▸ WHAT YOU ARE ASKED TO DO
Keep only the lines of the data below that contain "Красногвардейская", and copy them.
— start of THE INPUT —
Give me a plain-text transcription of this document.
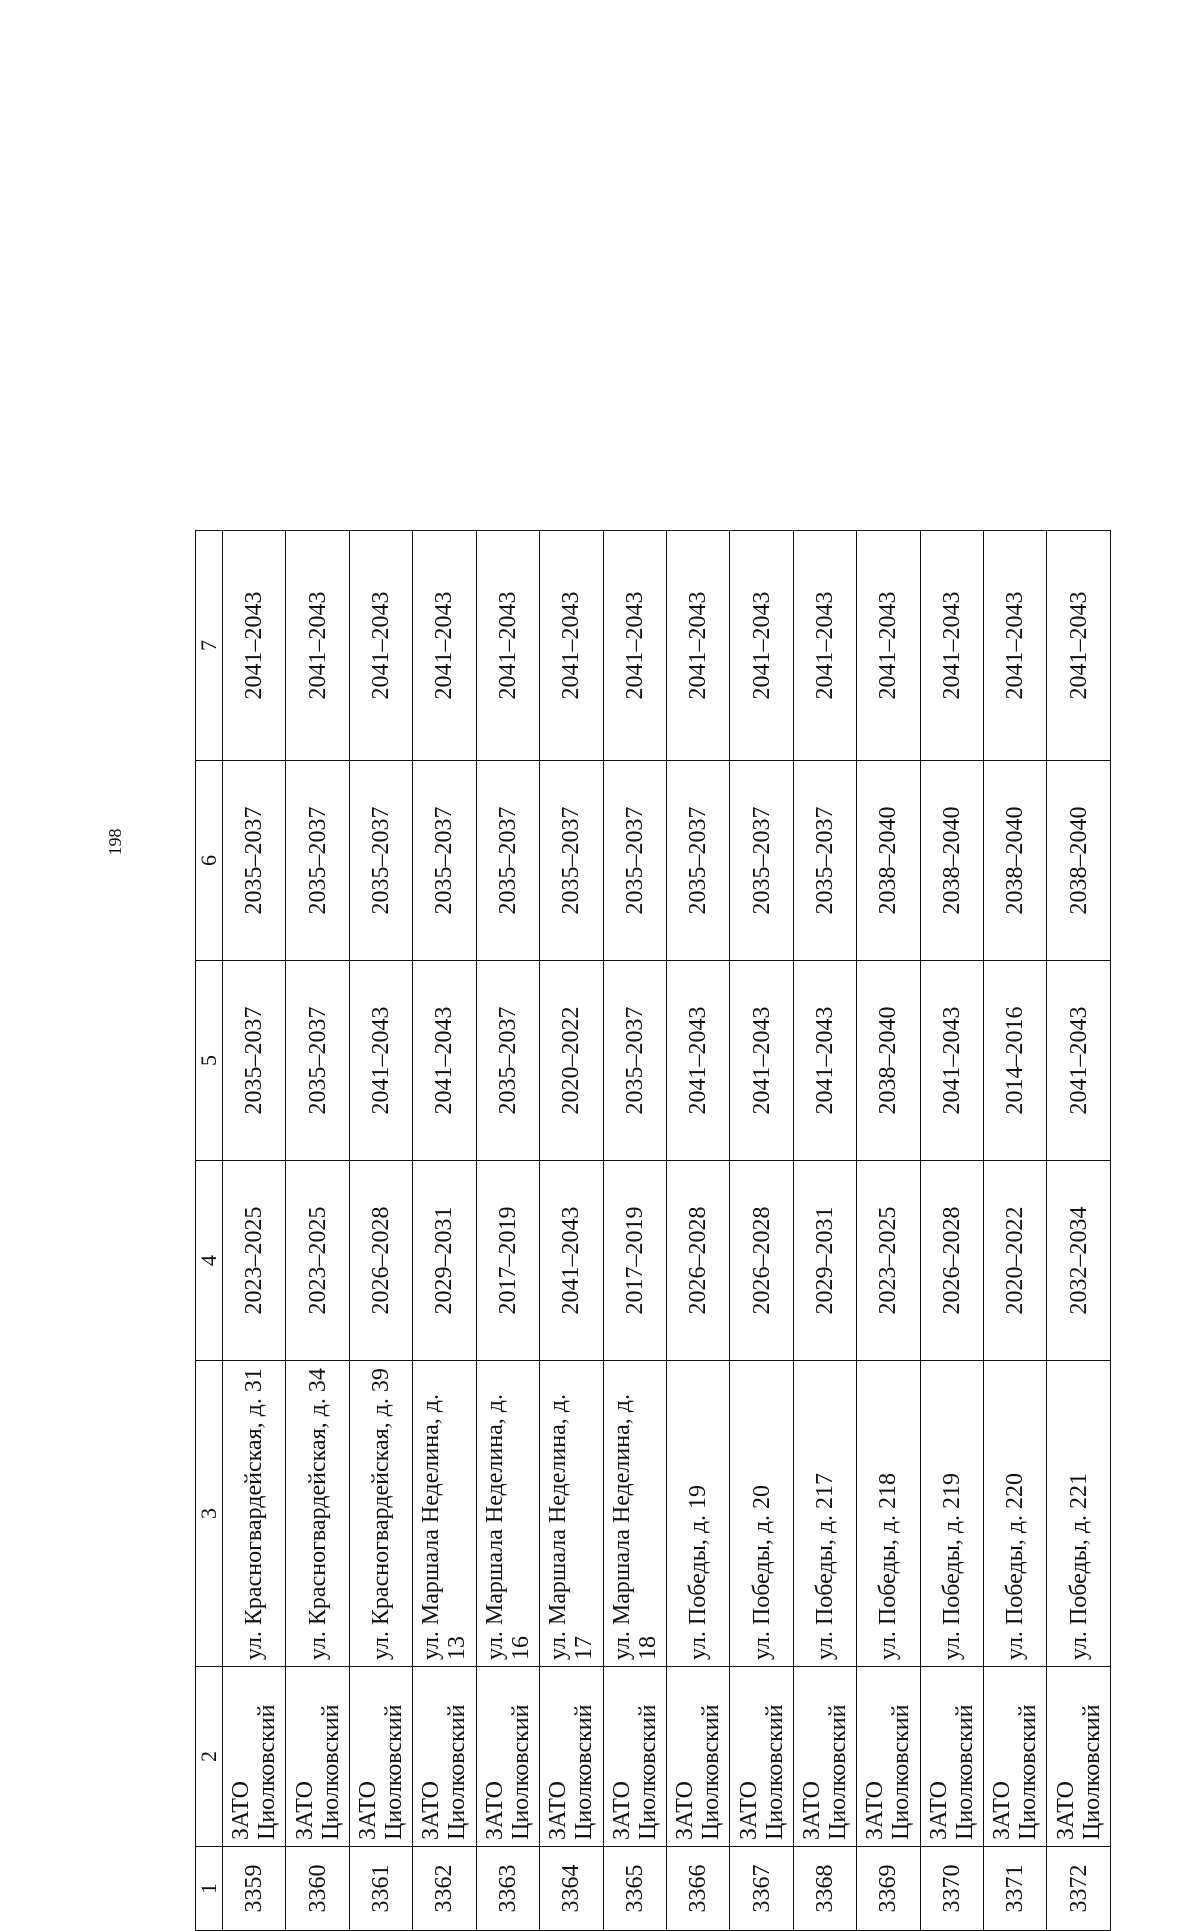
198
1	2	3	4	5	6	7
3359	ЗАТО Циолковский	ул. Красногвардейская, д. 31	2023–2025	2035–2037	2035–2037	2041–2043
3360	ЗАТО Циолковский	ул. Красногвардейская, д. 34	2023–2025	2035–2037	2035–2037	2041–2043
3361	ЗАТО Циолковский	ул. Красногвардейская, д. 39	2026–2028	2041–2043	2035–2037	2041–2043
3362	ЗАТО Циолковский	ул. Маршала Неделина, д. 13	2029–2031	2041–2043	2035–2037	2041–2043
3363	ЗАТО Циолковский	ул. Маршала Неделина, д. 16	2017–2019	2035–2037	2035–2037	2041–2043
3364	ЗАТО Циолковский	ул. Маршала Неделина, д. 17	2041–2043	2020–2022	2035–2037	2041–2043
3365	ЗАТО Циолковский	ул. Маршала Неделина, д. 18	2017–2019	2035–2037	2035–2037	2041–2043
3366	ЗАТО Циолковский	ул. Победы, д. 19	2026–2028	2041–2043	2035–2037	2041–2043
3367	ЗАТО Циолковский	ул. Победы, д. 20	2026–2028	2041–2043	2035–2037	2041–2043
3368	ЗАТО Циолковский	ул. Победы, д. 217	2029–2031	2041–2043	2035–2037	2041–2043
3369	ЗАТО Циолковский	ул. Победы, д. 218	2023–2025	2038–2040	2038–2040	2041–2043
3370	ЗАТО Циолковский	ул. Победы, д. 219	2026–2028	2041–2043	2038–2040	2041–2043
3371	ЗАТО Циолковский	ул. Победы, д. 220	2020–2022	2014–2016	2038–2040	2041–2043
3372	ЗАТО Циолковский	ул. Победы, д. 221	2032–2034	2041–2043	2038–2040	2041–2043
— end of THE INPUT —
▸ CORRECT RESPONSE
3359	ЗАТО Циолковский	ул. Красногвардейская, д. 31	2023–2025	2035–2037	2035–2037	2041–2043
3360	ЗАТО Циолковский	ул. Красногвардейская, д. 34	2023–2025	2035–2037	2035–2037	2041–2043
3361	ЗАТО Циолковский	ул. Красногвардейская, д. 39	2026–2028	2041–2043	2035–2037	2041–2043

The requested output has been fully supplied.